====== Exercise input ======
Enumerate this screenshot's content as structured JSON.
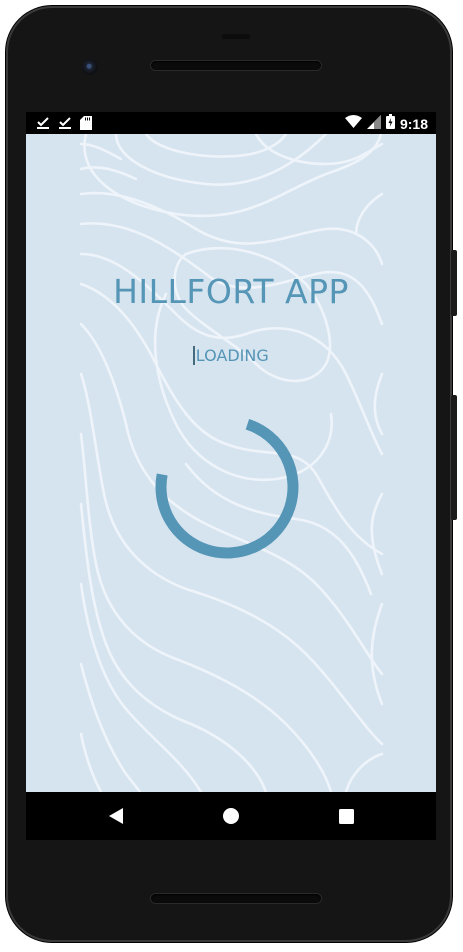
{
  "status_bar": {
    "time": "9:18",
    "left_icons": [
      "check-download-icon",
      "check-download-icon",
      "sd-card-icon"
    ],
    "right_icons": [
      "wifi-icon",
      "cell-signal-icon",
      "battery-charging-icon"
    ]
  },
  "splash": {
    "title": "HILLFORT APP",
    "loading_text": "LOADING",
    "progress": 0.73,
    "accent_color": "#5595b6",
    "background_color": "#d6e4f0"
  },
  "nav_bar": {
    "buttons": [
      "back-icon",
      "home-icon",
      "recents-icon"
    ]
  }
}
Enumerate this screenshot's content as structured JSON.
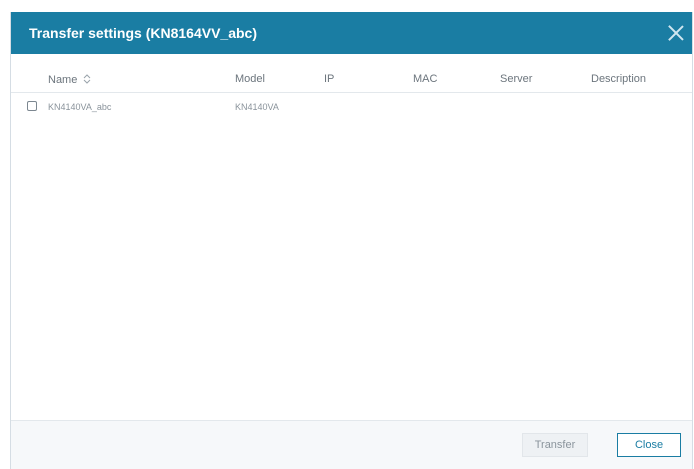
{
  "dialog": {
    "title": "Transfer settings (KN8164VV_abc)",
    "close_icon": "close-icon"
  },
  "table": {
    "columns": {
      "name": "Name",
      "model": "Model",
      "ip": "IP",
      "mac": "MAC",
      "server": "Server",
      "description": "Description"
    },
    "sort_icon": "sort-icon",
    "rows": [
      {
        "checked": false,
        "name": "KN4140VA_abc",
        "model": "KN4140VA",
        "ip": "",
        "mac": "",
        "server": "",
        "description": ""
      }
    ]
  },
  "footer": {
    "transfer_label": "Transfer",
    "close_label": "Close"
  },
  "colors": {
    "titlebar": "#1a7da3",
    "accent": "#1a7da3",
    "footer_bg": "#f6f8fa"
  }
}
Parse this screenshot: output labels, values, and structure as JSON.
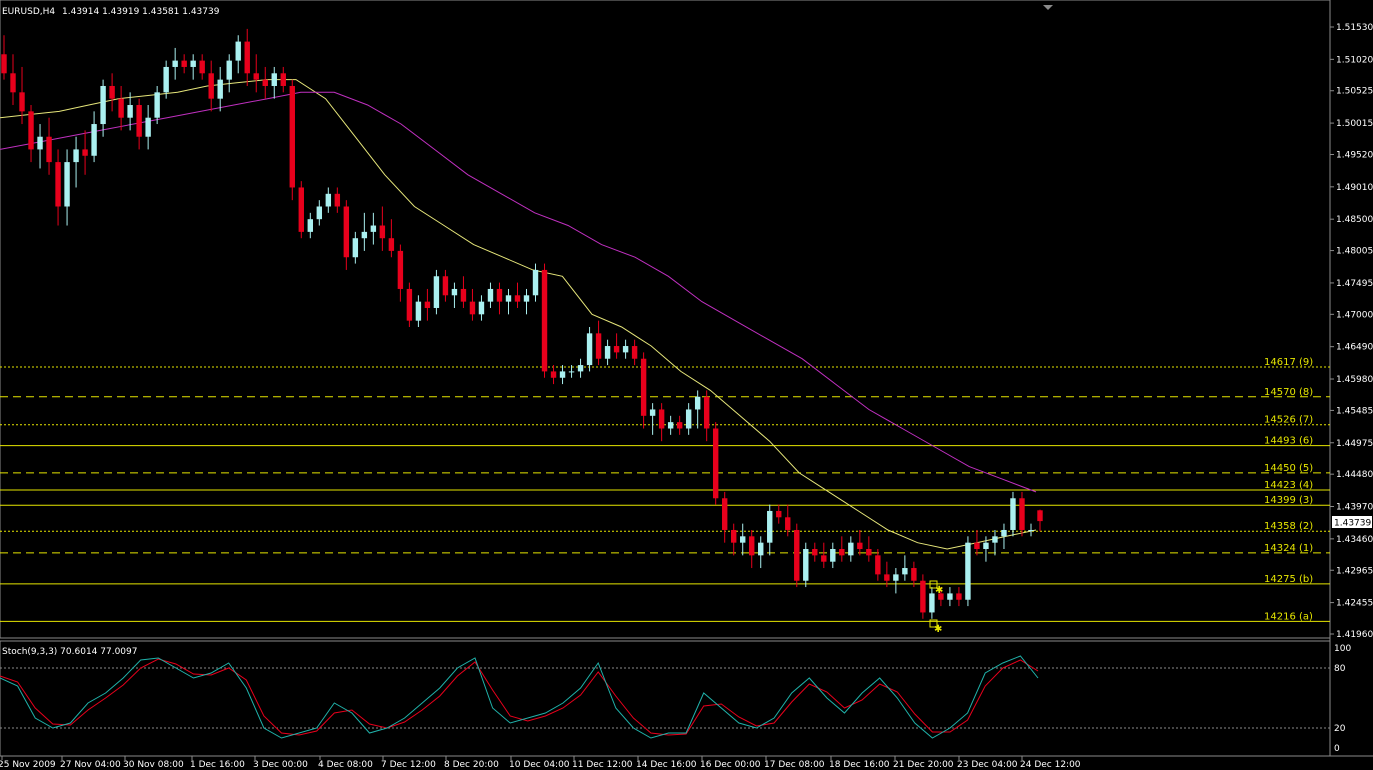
{
  "header": {
    "symbol": "EURUSD,H4",
    "ohlc": "1.43914 1.43919 1.43581 1.43739"
  },
  "price_axis": {
    "ticks": [
      "1.51530",
      "1.51020",
      "1.50525",
      "1.50015",
      "1.49520",
      "1.49010",
      "1.48500",
      "1.48005",
      "1.47495",
      "1.47000",
      "1.46490",
      "1.45980",
      "1.45485",
      "1.44975",
      "1.44480",
      "1.43970",
      "1.43460",
      "1.42965",
      "1.42455",
      "1.41960"
    ],
    "current_price": "1.43739"
  },
  "levels": [
    {
      "label": "14617 (9)",
      "price": 1.4617,
      "style": "dotted"
    },
    {
      "label": "14570 (8)",
      "price": 1.457,
      "style": "dashed"
    },
    {
      "label": "14526 (7)",
      "price": 1.4526,
      "style": "dotted"
    },
    {
      "label": "14493 (6)",
      "price": 1.4493,
      "style": "solid"
    },
    {
      "label": "14450 (5)",
      "price": 1.445,
      "style": "dashed"
    },
    {
      "label": "14423 (4)",
      "price": 1.4423,
      "style": "solid"
    },
    {
      "label": "14399 (3)",
      "price": 1.4399,
      "style": "solid"
    },
    {
      "label": "14358 (2)",
      "price": 1.4358,
      "style": "dotted"
    },
    {
      "label": "14324 (1)",
      "price": 1.4324,
      "style": "dashed"
    },
    {
      "label": "14275 (b)",
      "price": 1.4275,
      "style": "solid"
    },
    {
      "label": "14216 (a)",
      "price": 1.4216,
      "style": "solid"
    }
  ],
  "stoch": {
    "label": "Stoch(9,3,3) 70.6014 77.0097",
    "ticks": [
      "100",
      "80",
      "20",
      "0"
    ]
  },
  "time_axis": [
    "25 Nov 2009",
    "27 Nov 04:00",
    "30 Nov 08:00",
    "1 Dec 16:00",
    "3 Dec 00:00",
    "4 Dec 08:00",
    "7 Dec 12:00",
    "8 Dec 20:00",
    "10 Dec 04:00",
    "11 Dec 12:00",
    "14 Dec 16:00",
    "16 Dec 00:00",
    "17 Dec 08:00",
    "18 Dec 16:00",
    "21 Dec 20:00",
    "23 Dec 04:00",
    "24 Dec 12:00"
  ],
  "colors": {
    "bull": "#aaf0f0",
    "bear": "#e8001c",
    "ma_fast": "#e6e67a",
    "ma_slow": "#c030c0",
    "level": "#e6e600",
    "stoch_main": "#20b2aa",
    "stoch_signal": "#e8001c"
  },
  "chart_data": {
    "type": "candlestick",
    "symbol": "EURUSD",
    "timeframe": "H4",
    "ylim": [
      1.418,
      1.518
    ],
    "ohlc": [
      {
        "o": 1.511,
        "h": 1.514,
        "l": 1.507,
        "c": 1.508
      },
      {
        "o": 1.508,
        "h": 1.511,
        "l": 1.503,
        "c": 1.505
      },
      {
        "o": 1.505,
        "h": 1.509,
        "l": 1.5,
        "c": 1.502
      },
      {
        "o": 1.502,
        "h": 1.503,
        "l": 1.494,
        "c": 1.496
      },
      {
        "o": 1.496,
        "h": 1.5,
        "l": 1.493,
        "c": 1.498
      },
      {
        "o": 1.498,
        "h": 1.501,
        "l": 1.492,
        "c": 1.494
      },
      {
        "o": 1.494,
        "h": 1.496,
        "l": 1.484,
        "c": 1.487
      },
      {
        "o": 1.487,
        "h": 1.496,
        "l": 1.484,
        "c": 1.494
      },
      {
        "o": 1.494,
        "h": 1.498,
        "l": 1.49,
        "c": 1.496
      },
      {
        "o": 1.496,
        "h": 1.499,
        "l": 1.492,
        "c": 1.495
      },
      {
        "o": 1.495,
        "h": 1.502,
        "l": 1.494,
        "c": 1.5
      },
      {
        "o": 1.5,
        "h": 1.507,
        "l": 1.498,
        "c": 1.506
      },
      {
        "o": 1.506,
        "h": 1.508,
        "l": 1.502,
        "c": 1.504
      },
      {
        "o": 1.504,
        "h": 1.506,
        "l": 1.499,
        "c": 1.501
      },
      {
        "o": 1.501,
        "h": 1.505,
        "l": 1.499,
        "c": 1.503
      },
      {
        "o": 1.503,
        "h": 1.504,
        "l": 1.496,
        "c": 1.498
      },
      {
        "o": 1.498,
        "h": 1.503,
        "l": 1.496,
        "c": 1.501
      },
      {
        "o": 1.501,
        "h": 1.506,
        "l": 1.5,
        "c": 1.505
      },
      {
        "o": 1.505,
        "h": 1.51,
        "l": 1.504,
        "c": 1.509
      },
      {
        "o": 1.509,
        "h": 1.512,
        "l": 1.507,
        "c": 1.51
      },
      {
        "o": 1.51,
        "h": 1.511,
        "l": 1.508,
        "c": 1.509
      },
      {
        "o": 1.509,
        "h": 1.511,
        "l": 1.507,
        "c": 1.51
      },
      {
        "o": 1.51,
        "h": 1.511,
        "l": 1.507,
        "c": 1.508
      },
      {
        "o": 1.508,
        "h": 1.51,
        "l": 1.502,
        "c": 1.504
      },
      {
        "o": 1.504,
        "h": 1.509,
        "l": 1.502,
        "c": 1.507
      },
      {
        "o": 1.507,
        "h": 1.511,
        "l": 1.505,
        "c": 1.51
      },
      {
        "o": 1.51,
        "h": 1.514,
        "l": 1.508,
        "c": 1.513
      },
      {
        "o": 1.513,
        "h": 1.515,
        "l": 1.506,
        "c": 1.508
      },
      {
        "o": 1.508,
        "h": 1.511,
        "l": 1.505,
        "c": 1.507
      },
      {
        "o": 1.507,
        "h": 1.509,
        "l": 1.504,
        "c": 1.506
      },
      {
        "o": 1.506,
        "h": 1.509,
        "l": 1.504,
        "c": 1.508
      },
      {
        "o": 1.508,
        "h": 1.509,
        "l": 1.505,
        "c": 1.506
      },
      {
        "o": 1.506,
        "h": 1.507,
        "l": 1.488,
        "c": 1.49
      },
      {
        "o": 1.49,
        "h": 1.491,
        "l": 1.482,
        "c": 1.483
      },
      {
        "o": 1.483,
        "h": 1.486,
        "l": 1.482,
        "c": 1.485
      },
      {
        "o": 1.485,
        "h": 1.488,
        "l": 1.484,
        "c": 1.487
      },
      {
        "o": 1.487,
        "h": 1.49,
        "l": 1.486,
        "c": 1.489
      },
      {
        "o": 1.489,
        "h": 1.49,
        "l": 1.486,
        "c": 1.487
      },
      {
        "o": 1.487,
        "h": 1.488,
        "l": 1.477,
        "c": 1.479
      },
      {
        "o": 1.479,
        "h": 1.483,
        "l": 1.478,
        "c": 1.482
      },
      {
        "o": 1.482,
        "h": 1.486,
        "l": 1.48,
        "c": 1.483
      },
      {
        "o": 1.483,
        "h": 1.486,
        "l": 1.481,
        "c": 1.484
      },
      {
        "o": 1.484,
        "h": 1.487,
        "l": 1.48,
        "c": 1.482
      },
      {
        "o": 1.482,
        "h": 1.485,
        "l": 1.479,
        "c": 1.48
      },
      {
        "o": 1.48,
        "h": 1.481,
        "l": 1.472,
        "c": 1.474
      },
      {
        "o": 1.474,
        "h": 1.475,
        "l": 1.468,
        "c": 1.469
      },
      {
        "o": 1.469,
        "h": 1.473,
        "l": 1.468,
        "c": 1.472
      },
      {
        "o": 1.472,
        "h": 1.474,
        "l": 1.469,
        "c": 1.471
      },
      {
        "o": 1.471,
        "h": 1.477,
        "l": 1.47,
        "c": 1.476
      },
      {
        "o": 1.476,
        "h": 1.477,
        "l": 1.472,
        "c": 1.473
      },
      {
        "o": 1.473,
        "h": 1.475,
        "l": 1.471,
        "c": 1.474
      },
      {
        "o": 1.474,
        "h": 1.476,
        "l": 1.471,
        "c": 1.472
      },
      {
        "o": 1.472,
        "h": 1.474,
        "l": 1.469,
        "c": 1.47
      },
      {
        "o": 1.47,
        "h": 1.473,
        "l": 1.469,
        "c": 1.472
      },
      {
        "o": 1.472,
        "h": 1.475,
        "l": 1.471,
        "c": 1.474
      },
      {
        "o": 1.474,
        "h": 1.475,
        "l": 1.47,
        "c": 1.472
      },
      {
        "o": 1.472,
        "h": 1.474,
        "l": 1.47,
        "c": 1.473
      },
      {
        "o": 1.473,
        "h": 1.475,
        "l": 1.471,
        "c": 1.472
      },
      {
        "o": 1.472,
        "h": 1.474,
        "l": 1.47,
        "c": 1.473
      },
      {
        "o": 1.473,
        "h": 1.478,
        "l": 1.472,
        "c": 1.477
      },
      {
        "o": 1.477,
        "h": 1.478,
        "l": 1.46,
        "c": 1.461
      },
      {
        "o": 1.461,
        "h": 1.462,
        "l": 1.459,
        "c": 1.46
      },
      {
        "o": 1.46,
        "h": 1.462,
        "l": 1.459,
        "c": 1.461
      },
      {
        "o": 1.461,
        "h": 1.462,
        "l": 1.46,
        "c": 1.461
      },
      {
        "o": 1.461,
        "h": 1.463,
        "l": 1.46,
        "c": 1.462
      },
      {
        "o": 1.462,
        "h": 1.468,
        "l": 1.461,
        "c": 1.467
      },
      {
        "o": 1.467,
        "h": 1.469,
        "l": 1.462,
        "c": 1.463
      },
      {
        "o": 1.463,
        "h": 1.466,
        "l": 1.462,
        "c": 1.465
      },
      {
        "o": 1.465,
        "h": 1.467,
        "l": 1.463,
        "c": 1.464
      },
      {
        "o": 1.464,
        "h": 1.466,
        "l": 1.463,
        "c": 1.465
      },
      {
        "o": 1.465,
        "h": 1.466,
        "l": 1.462,
        "c": 1.463
      },
      {
        "o": 1.463,
        "h": 1.464,
        "l": 1.452,
        "c": 1.454
      },
      {
        "o": 1.454,
        "h": 1.456,
        "l": 1.451,
        "c": 1.455
      },
      {
        "o": 1.455,
        "h": 1.456,
        "l": 1.45,
        "c": 1.452
      },
      {
        "o": 1.452,
        "h": 1.454,
        "l": 1.451,
        "c": 1.453
      },
      {
        "o": 1.453,
        "h": 1.454,
        "l": 1.451,
        "c": 1.452
      },
      {
        "o": 1.452,
        "h": 1.456,
        "l": 1.451,
        "c": 1.455
      },
      {
        "o": 1.455,
        "h": 1.458,
        "l": 1.452,
        "c": 1.457
      },
      {
        "o": 1.457,
        "h": 1.458,
        "l": 1.45,
        "c": 1.452
      },
      {
        "o": 1.452,
        "h": 1.453,
        "l": 1.44,
        "c": 1.441
      },
      {
        "o": 1.441,
        "h": 1.442,
        "l": 1.434,
        "c": 1.436
      },
      {
        "o": 1.436,
        "h": 1.437,
        "l": 1.432,
        "c": 1.434
      },
      {
        "o": 1.434,
        "h": 1.437,
        "l": 1.432,
        "c": 1.435
      },
      {
        "o": 1.435,
        "h": 1.436,
        "l": 1.43,
        "c": 1.432
      },
      {
        "o": 1.432,
        "h": 1.435,
        "l": 1.43,
        "c": 1.434
      },
      {
        "o": 1.434,
        "h": 1.44,
        "l": 1.432,
        "c": 1.439
      },
      {
        "o": 1.439,
        "h": 1.44,
        "l": 1.437,
        "c": 1.438
      },
      {
        "o": 1.438,
        "h": 1.44,
        "l": 1.435,
        "c": 1.436
      },
      {
        "o": 1.436,
        "h": 1.437,
        "l": 1.427,
        "c": 1.428
      },
      {
        "o": 1.428,
        "h": 1.434,
        "l": 1.427,
        "c": 1.433
      },
      {
        "o": 1.433,
        "h": 1.434,
        "l": 1.431,
        "c": 1.432
      },
      {
        "o": 1.432,
        "h": 1.434,
        "l": 1.43,
        "c": 1.431
      },
      {
        "o": 1.431,
        "h": 1.434,
        "l": 1.43,
        "c": 1.433
      },
      {
        "o": 1.433,
        "h": 1.435,
        "l": 1.431,
        "c": 1.432
      },
      {
        "o": 1.432,
        "h": 1.435,
        "l": 1.431,
        "c": 1.434
      },
      {
        "o": 1.434,
        "h": 1.436,
        "l": 1.432,
        "c": 1.433
      },
      {
        "o": 1.433,
        "h": 1.435,
        "l": 1.431,
        "c": 1.432
      },
      {
        "o": 1.432,
        "h": 1.433,
        "l": 1.428,
        "c": 1.429
      },
      {
        "o": 1.429,
        "h": 1.431,
        "l": 1.427,
        "c": 1.428
      },
      {
        "o": 1.428,
        "h": 1.43,
        "l": 1.426,
        "c": 1.429
      },
      {
        "o": 1.429,
        "h": 1.432,
        "l": 1.428,
        "c": 1.43
      },
      {
        "o": 1.43,
        "h": 1.431,
        "l": 1.427,
        "c": 1.428
      },
      {
        "o": 1.428,
        "h": 1.429,
        "l": 1.422,
        "c": 1.423
      },
      {
        "o": 1.423,
        "h": 1.427,
        "l": 1.422,
        "c": 1.426
      },
      {
        "o": 1.426,
        "h": 1.427,
        "l": 1.424,
        "c": 1.425
      },
      {
        "o": 1.425,
        "h": 1.427,
        "l": 1.424,
        "c": 1.426
      },
      {
        "o": 1.426,
        "h": 1.427,
        "l": 1.424,
        "c": 1.425
      },
      {
        "o": 1.425,
        "h": 1.435,
        "l": 1.424,
        "c": 1.434
      },
      {
        "o": 1.434,
        "h": 1.436,
        "l": 1.432,
        "c": 1.433
      },
      {
        "o": 1.433,
        "h": 1.435,
        "l": 1.431,
        "c": 1.434
      },
      {
        "o": 1.434,
        "h": 1.436,
        "l": 1.432,
        "c": 1.435
      },
      {
        "o": 1.435,
        "h": 1.437,
        "l": 1.433,
        "c": 1.436
      },
      {
        "o": 1.436,
        "h": 1.442,
        "l": 1.435,
        "c": 1.441
      },
      {
        "o": 1.441,
        "h": 1.442,
        "l": 1.435,
        "c": 1.436
      },
      {
        "o": 1.436,
        "h": 1.437,
        "l": 1.435,
        "c": 1.436
      },
      {
        "o": 1.4391,
        "h": 1.4392,
        "l": 1.4358,
        "c": 1.4374
      }
    ],
    "ma_fast": [
      1.501,
      1.5015,
      1.502,
      1.503,
      1.504,
      1.5045,
      1.505,
      1.506,
      1.5065,
      1.507,
      1.507,
      1.504,
      1.498,
      1.492,
      1.487,
      1.484,
      1.481,
      1.479,
      1.477,
      1.476,
      1.47,
      1.468,
      1.465,
      1.461,
      1.458,
      1.454,
      1.45,
      1.445,
      1.442,
      1.439,
      1.436,
      1.434,
      1.433,
      1.434,
      1.435,
      1.436
    ],
    "ma_slow": [
      1.496,
      1.497,
      1.498,
      1.499,
      1.5,
      1.501,
      1.502,
      1.503,
      1.504,
      1.505,
      1.505,
      1.503,
      1.5,
      1.496,
      1.492,
      1.489,
      1.486,
      1.484,
      1.481,
      1.479,
      1.476,
      1.472,
      1.469,
      1.466,
      1.463,
      1.459,
      1.455,
      1.452,
      1.449,
      1.446,
      1.444,
      1.442
    ],
    "stoch_main": [
      70,
      62,
      30,
      20,
      25,
      45,
      55,
      70,
      88,
      90,
      80,
      70,
      75,
      85,
      60,
      20,
      10,
      15,
      20,
      45,
      35,
      15,
      20,
      30,
      45,
      60,
      80,
      90,
      40,
      25,
      30,
      35,
      45,
      60,
      85,
      40,
      20,
      10,
      15,
      15,
      55,
      40,
      25,
      20,
      30,
      55,
      70,
      50,
      35,
      55,
      70,
      50,
      25,
      10,
      20,
      35,
      75,
      85,
      92,
      70
    ],
    "stoch_signal": [
      72,
      66,
      40,
      24,
      23,
      38,
      50,
      63,
      80,
      89,
      84,
      74,
      73,
      80,
      68,
      32,
      15,
      13,
      17,
      35,
      38,
      24,
      20,
      26,
      38,
      52,
      72,
      86,
      58,
      32,
      27,
      32,
      40,
      53,
      76,
      52,
      30,
      15,
      13,
      14,
      42,
      44,
      31,
      22,
      25,
      46,
      64,
      56,
      40,
      48,
      64,
      56,
      34,
      16,
      16,
      28,
      62,
      80,
      88,
      77
    ]
  }
}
======
Work instructions: Pull out all lines of the data with the string "description".

Solution to the exercise:
      "description": "Description"
        "description": ""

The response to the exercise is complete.